§ What is being asked
Continue the R data-graphic exercises that follow, starting after their last line.

§ Selected extract
Using data from the nasaweather package, create a
scatterplot between wind and pressure, with color being used to
distinguish the type of storm.
From the below chart, we can see that wind and pressure tend to have an inverse relationship, meaning higher pressure tend to be associated with lower wind speed and lower pressure tend to be associated with higher wind speed. Among the four storm types, we find that Hurricane has the highest wind speed and lowest pressure on average; Tropical Depression has the highest pressure and lowest wind speed on average; then Extratropical and Tropical Storm have middling pressure and wind speed.
storms <- storms
ggplot(storms, aes(x = wind, y = pressure, color = type)) +
theme_bw() +
geom_point() +
labs(title = "Scatterplot of Wind vs Pressure", x = "Wind", y = "Pressure")

ggsave("scatter1.png")
knitr::include_graphics("scatter1.png")
Use the MLB_teams data in the mdsr package
to create an informative data graphic that illustrates the relationship
between winning percentage and payroll in context.
The below scatterplot plots Winning Percentage vs Payroll and overlays a best fitted line using simple linear regression on top of it along with standard error bands. Since the slope of the best fitted line is positive, there seems to be a positive relationship between winning percentage and payroll, meaning the players who have a higher winning percentage get to be paid higher.
MLB <- MLB_teams
ggplot(MLB, aes(x = WPct, y = payroll)) +
theme_bw() +
geom_point() +
geom_smooth(method = 'lm', se = TRUE) +
labs(title = "Scatterplot of Winning Percentage vs Payroll", x = "Winning Percentage", y = "Payroll")
# ggsave("scatter2.png")
# knitr::include_graphics("scatter2.png")
The RailTrail data set from the mosaicData
package describes the usage of a rail trail in Western Massachusetts.
Use these data to answer the following questions.
volume against the high temperature that dayweekday (an indicator
of weekend/holiday vs. weekday)Based on the scatterplot of Volume vs High Temperature, there seems to be a positive relationship between volume and highest temperature during a day for both weekdays and weekends. In addition, this relationship is more positive (slope is steeper) on weekdays compared to weekends.
railtrail <- RailTrail
ggplot(railtrail, aes(x = volume, y = hightemp, color = weekday)) +
theme_bw() +
geom_point() +
geom_smooth(method = 'lm', se = FALSE) +
labs(title = "Scatterplot of Volume vs High Temperature", x = "Volume", y = "High Temperature")

§ Data extract
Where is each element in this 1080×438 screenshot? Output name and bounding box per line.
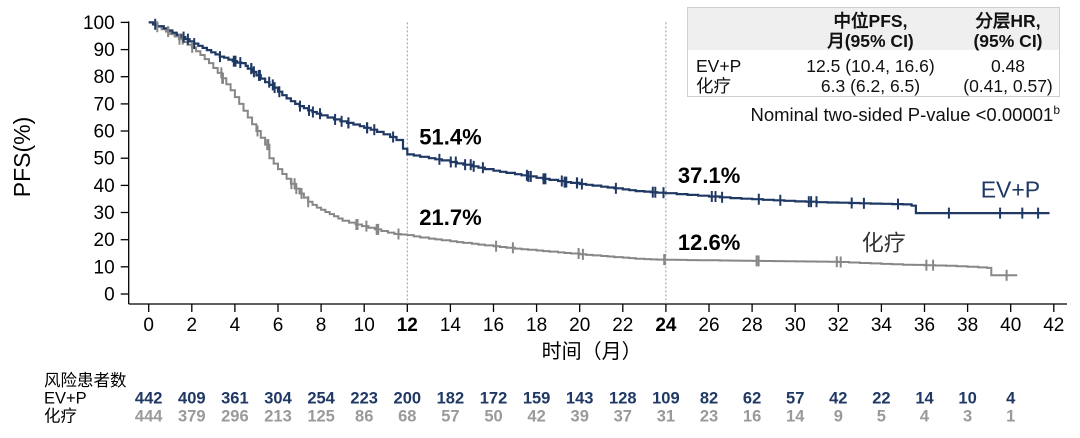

§ The response
ggsave("scatter3.png")
knitr::include_graphics("scatter3.png")
Using data from the nasaweather package, use the
geom_path function to plot the path of each tropical storm
in the storms data table. Use color to distinguish the
storms from one another, and use faceting to plot each year in its own
panel.
In the graph below, we plotted the path of each storm by their longitude
and latitude locations across time, and faceted the data into different
panel by year. It looks like most storms tend to go from southwest to
northeast.
ggplot(storms, aes(x=lat, y=long)) +
geom_path(aes(col=name)) +
facet_wrap(~year)

ggsave("path1.png")
knitr::include_graphics("path1.png")
Using the penguins data set from the
palmerpenguins package.
Create a scatterplot of bill_length_mm against bill_depth_mm
where individual species are colored and a regression line is added to
each species. Add regression lines to all of your facets. What do you
observe about the association of bill depth and bill length?
Based on the first scatterplot, bill length and bill depth are
positively associated for all three species, meaning the larger bill
length is, the larger bill depth is. It also looks like Chinstrap has
the steepest slope while Adelie as the flattest.
Repeat the same scatterplot but now separate your plot into
facets by species. How would you summarize the association between bill
depth and bill length.
Scatterplot 2 also shows that bill length and bill depth are positively
associated for all three species. On top of that, while Adelie and
Chinstrap have the same range for bill depth, Adelie has shorter bill
length than Chinstrap on average. Also, Chinstrap and Gentoo have the
same range for bill length, but Chinstrap has longer bill depth than
Gentoo on average.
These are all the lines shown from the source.